--- START SUPPLIED MATERIAL ---
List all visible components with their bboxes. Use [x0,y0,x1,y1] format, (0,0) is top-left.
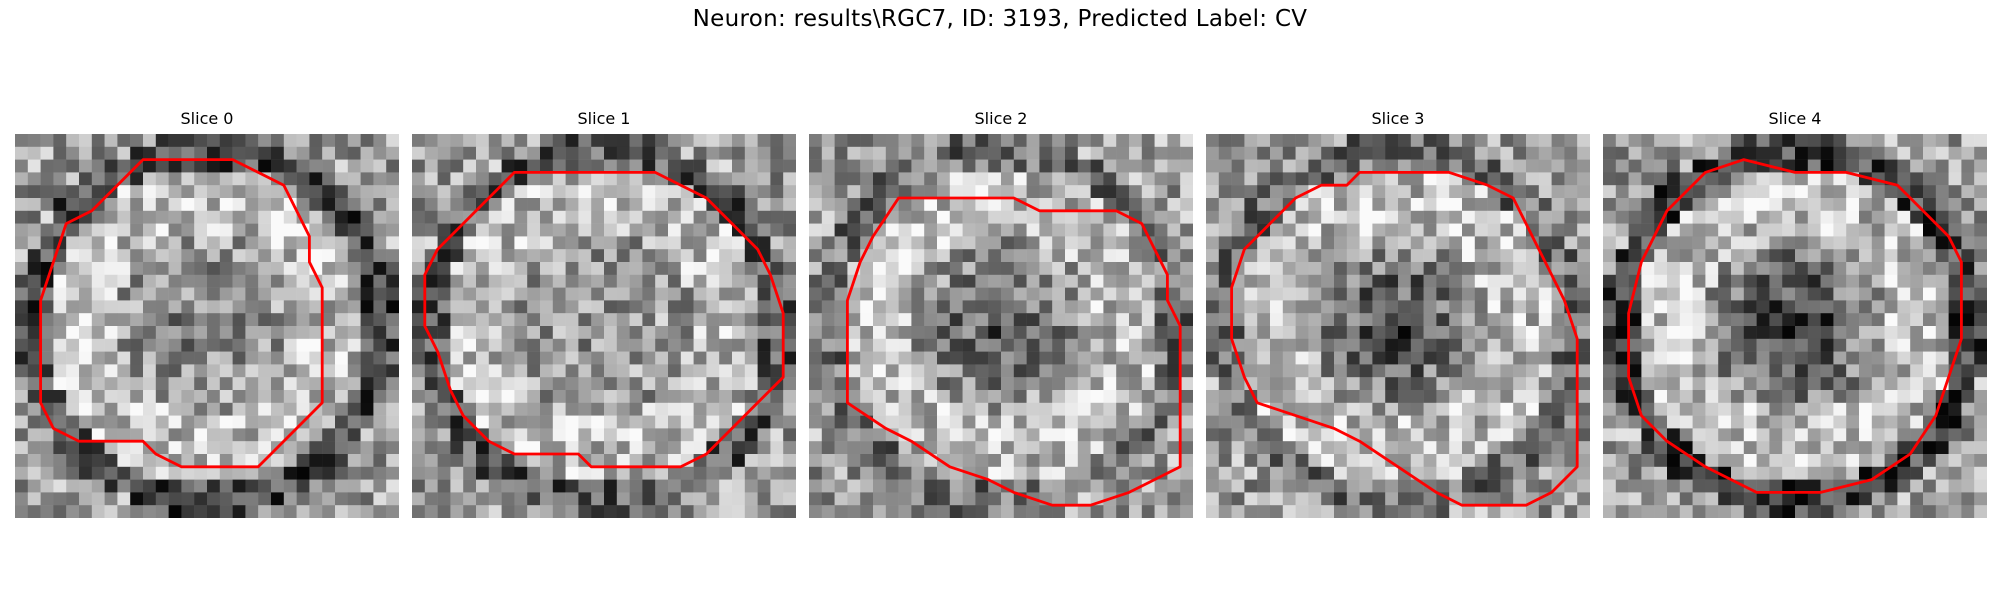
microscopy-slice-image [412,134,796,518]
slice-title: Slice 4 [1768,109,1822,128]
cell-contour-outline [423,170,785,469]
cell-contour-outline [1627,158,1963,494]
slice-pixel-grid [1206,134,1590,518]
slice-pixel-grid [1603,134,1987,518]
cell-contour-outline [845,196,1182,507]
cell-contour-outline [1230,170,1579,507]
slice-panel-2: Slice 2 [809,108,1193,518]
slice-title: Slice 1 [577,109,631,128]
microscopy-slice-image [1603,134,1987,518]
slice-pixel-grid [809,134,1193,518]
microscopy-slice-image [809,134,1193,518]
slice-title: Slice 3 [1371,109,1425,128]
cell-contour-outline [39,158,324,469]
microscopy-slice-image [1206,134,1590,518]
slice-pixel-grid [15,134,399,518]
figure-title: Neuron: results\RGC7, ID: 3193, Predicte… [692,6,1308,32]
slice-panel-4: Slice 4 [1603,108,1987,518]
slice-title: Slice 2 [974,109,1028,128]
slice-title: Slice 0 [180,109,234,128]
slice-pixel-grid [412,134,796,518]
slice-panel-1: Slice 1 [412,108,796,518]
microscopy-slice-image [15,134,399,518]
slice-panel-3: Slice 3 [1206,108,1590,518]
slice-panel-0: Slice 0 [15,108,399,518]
--- END SUPPLIED MATERIAL ---
- WHAT TO PRODUCE -
Change "slice-pixel-grid" to "pixel-grid-overlay" everywhere it occurs in the records above and reproduce every line with nothing else altered. Omit the pictures.

- TASK OUTPUT -
List all visible components with their bboxes. Use [x0,y0,x1,y1] format, (0,0) is top-left.
microscopy-slice-image [412,134,796,518]
slice-title: Slice 4 [1768,109,1822,128]
cell-contour-outline [423,170,785,469]
cell-contour-outline [1627,158,1963,494]
pixel-grid-overlay [1206,134,1590,518]
pixel-grid-overlay [1603,134,1987,518]
cell-contour-outline [845,196,1182,507]
cell-contour-outline [1230,170,1579,507]
slice-panel-2: Slice 2 [809,108,1193,518]
slice-title: Slice 1 [577,109,631,128]
microscopy-slice-image [1603,134,1987,518]
pixel-grid-overlay [809,134,1193,518]
microscopy-slice-image [809,134,1193,518]
slice-title: Slice 3 [1371,109,1425,128]
cell-contour-outline [39,158,324,469]
microscopy-slice-image [1206,134,1590,518]
pixel-grid-overlay [15,134,399,518]
figure-title: Neuron: results\RGC7, ID: 3193, Predicte… [692,6,1308,32]
slice-panel-4: Slice 4 [1603,108,1987,518]
slice-title: Slice 2 [974,109,1028,128]
slice-title: Slice 0 [180,109,234,128]
pixel-grid-overlay [412,134,796,518]
slice-panel-1: Slice 1 [412,108,796,518]
microscopy-slice-image [15,134,399,518]
slice-panel-3: Slice 3 [1206,108,1590,518]
slice-panel-0: Slice 0 [15,108,399,518]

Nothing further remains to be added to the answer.